▶ THE PROBLEM
Give every line back verbatim, dropping all images.

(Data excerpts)
<<<<

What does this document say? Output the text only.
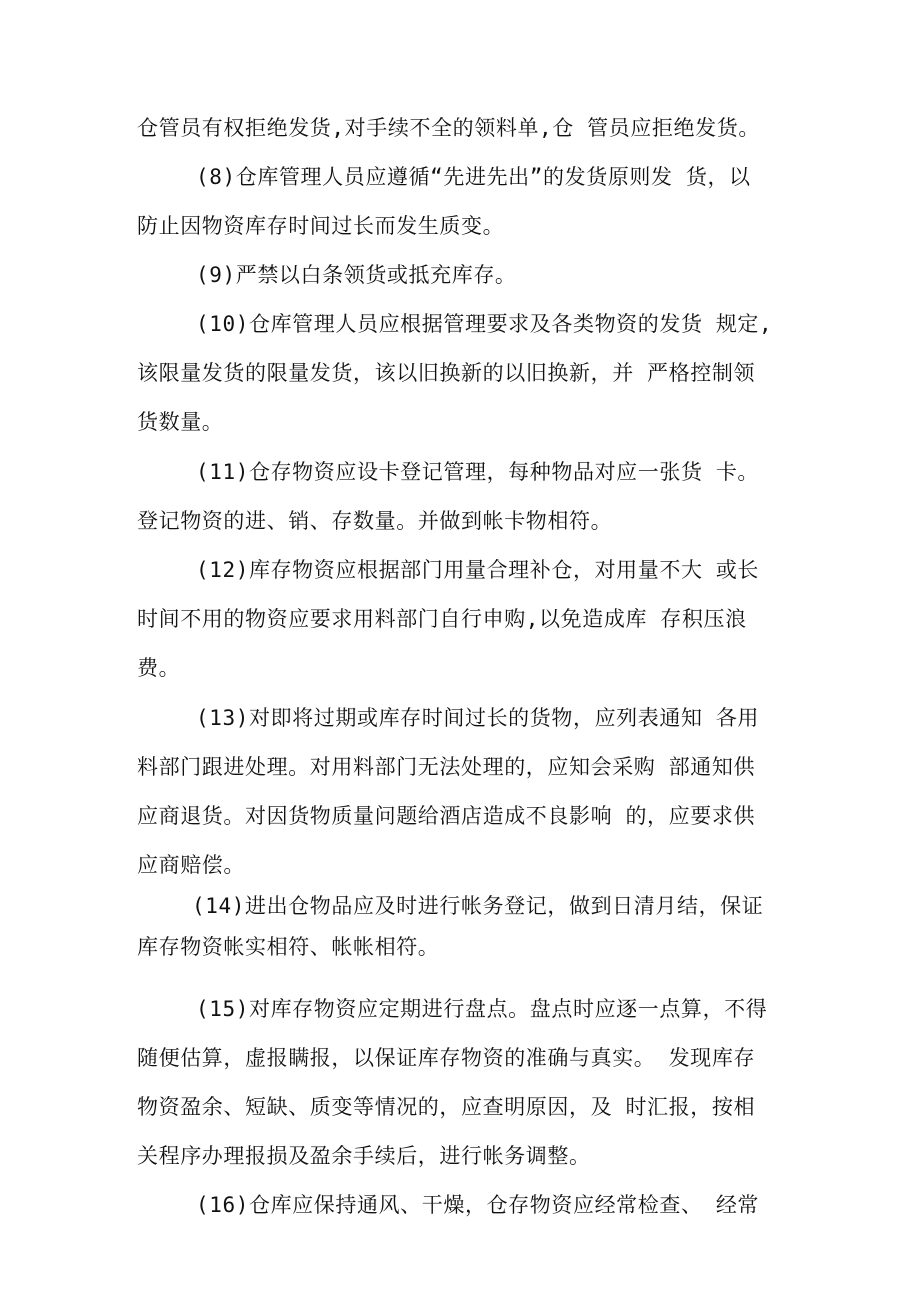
仓管员有权拒绝发货,对手续不全的领料单,仓 管员应拒绝发货。
(8)仓库管理人员应遵循“先进先出”的发货原则发 货，以
防止因物资库存时间过长而发生质变。
(9)严禁以白条领货或抵充库存。
(10)仓库管理人员应根据管理要求及各类物资的发货 规定,
该限量发货的限量发货，该以旧换新的以旧换新，并 严格控制领
货数量。
(11)仓存物资应设卡登记管理，每种物品对应一张货 卡。
登记物资的进、销、存数量。并做到帐卡物相符。
(12)库存物资应根据部门用量合理补仓，对用量不大 或长
时间不用的物资应要求用料部门自行申购,以免造成库 存积压浪
费。
(13)对即将过期或库存时间过长的货物，应列表通知 各用
料部门跟进处理。对用料部门无法处理的，应知会采购 部通知供
应商退货。对因货物质量问题给酒店造成不良影响 的，应要求供
应商赔偿。
(14)进出仓物品应及时进行帐务登记，做到日清月结，保证
库存物资帐实相符、帐帐相符。
(15)对库存物资应定期进行盘点。盘点时应逐一点算，不得
随便估算，虚报瞒报，以保证库存物资的准确与真实。 发现库存
物资盈余、短缺、质变等情况的，应查明原因，及 时汇报，按相
关程序办理报损及盈余手续后，进行帐务调整。
(16)仓库应保持通风、干燥，仓存物资应经常检查、 经常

>>>>

▶ RESULT FOR THIS EXERCISE
What does this document say? Output the text only.
仓管员有权拒绝发货,对手续不全的领料单,仓 管员应拒绝发货。
(8)仓库管理人员应遵循“先进先出”的发货原则发 货，以
防止因物资库存时间过长而发生质变。
(9)严禁以白条领货或抵充库存。
(10)仓库管理人员应根据管理要求及各类物资的发货 规定,
该限量发货的限量发货，该以旧换新的以旧换新，并 严格控制领
货数量。
(11)仓存物资应设卡登记管理，每种物品对应一张货 卡。
登记物资的进、销、存数量。并做到帐卡物相符。
(12)库存物资应根据部门用量合理补仓，对用量不大 或长
时间不用的物资应要求用料部门自行申购,以免造成库 存积压浪
费。
(13)对即将过期或库存时间过长的货物，应列表通知 各用
料部门跟进处理。对用料部门无法处理的，应知会采购 部通知供
应商退货。对因货物质量问题给酒店造成不良影响 的，应要求供
应商赔偿。
(14)进出仓物品应及时进行帐务登记，做到日清月结，保证
库存物资帐实相符、帐帐相符。
(15)对库存物资应定期进行盘点。盘点时应逐一点算，不得
随便估算，虚报瞒报，以保证库存物资的准确与真实。 发现库存
物资盈余、短缺、质变等情况的，应查明原因，及 时汇报，按相
关程序办理报损及盈余手续后，进行帐务调整。
(16)仓库应保持通风、干燥，仓存物资应经常检查、 经常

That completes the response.